Your objective
Keep only the lines that hold the string "screenshot", filtering out the rest of the entries below.

╭─ Data shown

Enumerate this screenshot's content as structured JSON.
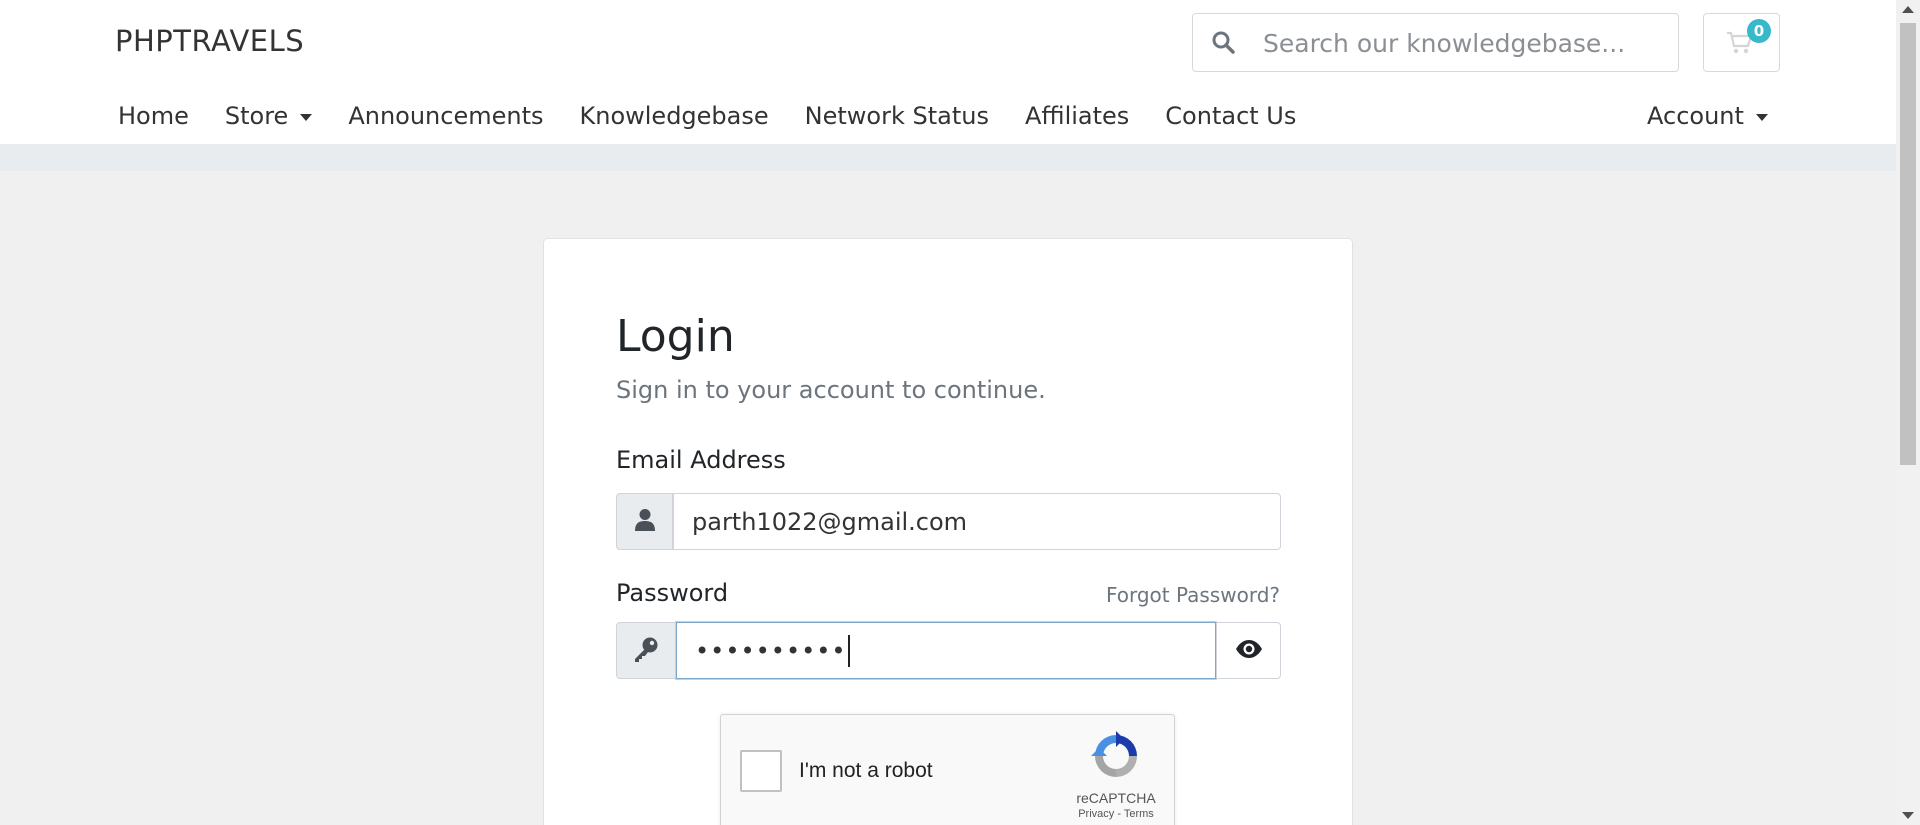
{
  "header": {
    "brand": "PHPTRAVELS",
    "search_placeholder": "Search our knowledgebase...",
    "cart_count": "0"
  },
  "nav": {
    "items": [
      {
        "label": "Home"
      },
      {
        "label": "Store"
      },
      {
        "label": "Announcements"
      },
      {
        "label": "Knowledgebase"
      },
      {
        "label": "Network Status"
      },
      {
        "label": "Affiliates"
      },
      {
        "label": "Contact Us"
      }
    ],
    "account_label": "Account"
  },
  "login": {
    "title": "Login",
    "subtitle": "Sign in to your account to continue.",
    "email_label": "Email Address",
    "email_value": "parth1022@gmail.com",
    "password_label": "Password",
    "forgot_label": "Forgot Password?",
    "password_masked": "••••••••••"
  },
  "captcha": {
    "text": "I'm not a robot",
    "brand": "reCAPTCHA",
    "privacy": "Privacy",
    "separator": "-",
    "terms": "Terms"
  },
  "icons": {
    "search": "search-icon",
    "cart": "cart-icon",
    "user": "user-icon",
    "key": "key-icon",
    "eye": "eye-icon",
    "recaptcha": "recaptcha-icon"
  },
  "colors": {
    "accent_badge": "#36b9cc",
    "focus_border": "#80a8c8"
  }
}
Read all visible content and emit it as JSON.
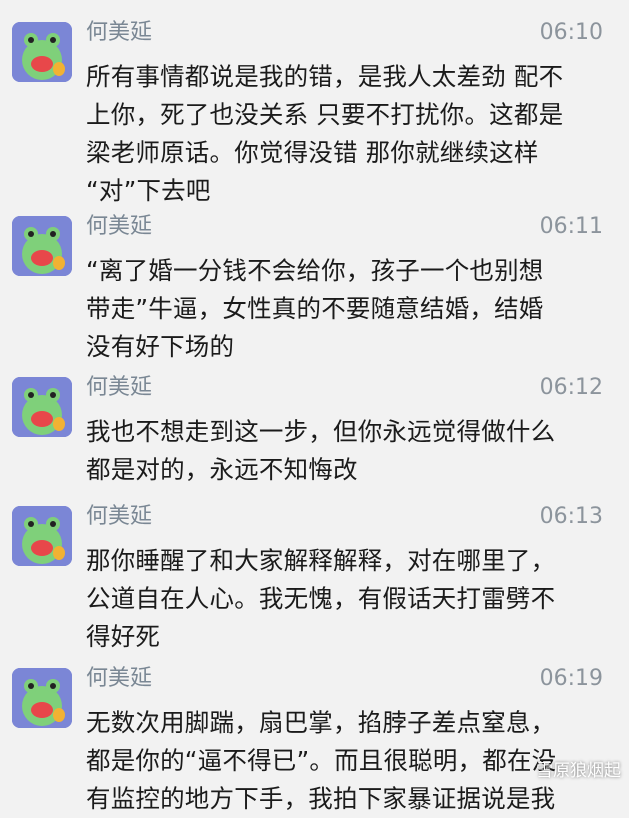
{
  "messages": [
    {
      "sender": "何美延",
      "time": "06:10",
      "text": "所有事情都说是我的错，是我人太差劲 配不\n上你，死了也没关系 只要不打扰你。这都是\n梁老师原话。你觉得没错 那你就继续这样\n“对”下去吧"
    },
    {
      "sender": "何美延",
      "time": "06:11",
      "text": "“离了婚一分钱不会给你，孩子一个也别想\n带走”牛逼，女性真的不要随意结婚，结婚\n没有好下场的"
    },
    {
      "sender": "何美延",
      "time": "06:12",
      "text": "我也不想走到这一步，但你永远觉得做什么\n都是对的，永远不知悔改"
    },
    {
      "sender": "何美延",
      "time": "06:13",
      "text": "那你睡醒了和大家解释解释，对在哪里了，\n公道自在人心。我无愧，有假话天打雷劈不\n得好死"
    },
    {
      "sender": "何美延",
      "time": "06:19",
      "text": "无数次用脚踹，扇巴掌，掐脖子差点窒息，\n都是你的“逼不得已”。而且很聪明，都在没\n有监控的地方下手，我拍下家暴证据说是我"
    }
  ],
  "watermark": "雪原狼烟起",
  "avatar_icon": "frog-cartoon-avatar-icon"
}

╰─
╭─ Data shown

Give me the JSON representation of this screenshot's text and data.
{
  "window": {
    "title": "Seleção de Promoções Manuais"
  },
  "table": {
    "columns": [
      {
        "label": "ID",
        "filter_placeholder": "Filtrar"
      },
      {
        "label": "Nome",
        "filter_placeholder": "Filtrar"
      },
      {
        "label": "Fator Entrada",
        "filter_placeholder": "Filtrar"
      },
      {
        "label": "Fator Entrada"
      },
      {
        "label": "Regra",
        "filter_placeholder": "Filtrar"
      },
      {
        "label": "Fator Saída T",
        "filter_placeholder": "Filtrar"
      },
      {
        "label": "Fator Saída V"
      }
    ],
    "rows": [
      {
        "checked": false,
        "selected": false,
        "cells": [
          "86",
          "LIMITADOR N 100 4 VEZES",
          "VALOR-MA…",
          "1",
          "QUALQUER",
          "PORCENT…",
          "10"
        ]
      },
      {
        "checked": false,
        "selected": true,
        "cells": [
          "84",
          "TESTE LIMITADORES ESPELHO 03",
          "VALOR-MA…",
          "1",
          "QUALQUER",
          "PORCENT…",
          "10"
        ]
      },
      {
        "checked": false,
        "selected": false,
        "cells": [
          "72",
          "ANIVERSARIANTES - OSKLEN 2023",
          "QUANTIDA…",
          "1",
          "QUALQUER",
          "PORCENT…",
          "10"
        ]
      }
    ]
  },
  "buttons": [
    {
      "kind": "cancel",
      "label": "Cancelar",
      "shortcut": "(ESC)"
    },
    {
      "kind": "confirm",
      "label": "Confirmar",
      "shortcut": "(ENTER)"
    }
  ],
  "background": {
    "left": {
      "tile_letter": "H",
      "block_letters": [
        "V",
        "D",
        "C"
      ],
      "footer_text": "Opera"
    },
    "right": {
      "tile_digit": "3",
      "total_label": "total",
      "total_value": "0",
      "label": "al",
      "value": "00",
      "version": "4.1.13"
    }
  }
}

╰─

Correct response
Enumerate this screenshot's content as structured JSON.
Give me the JSON representation of this screenshot's text and data.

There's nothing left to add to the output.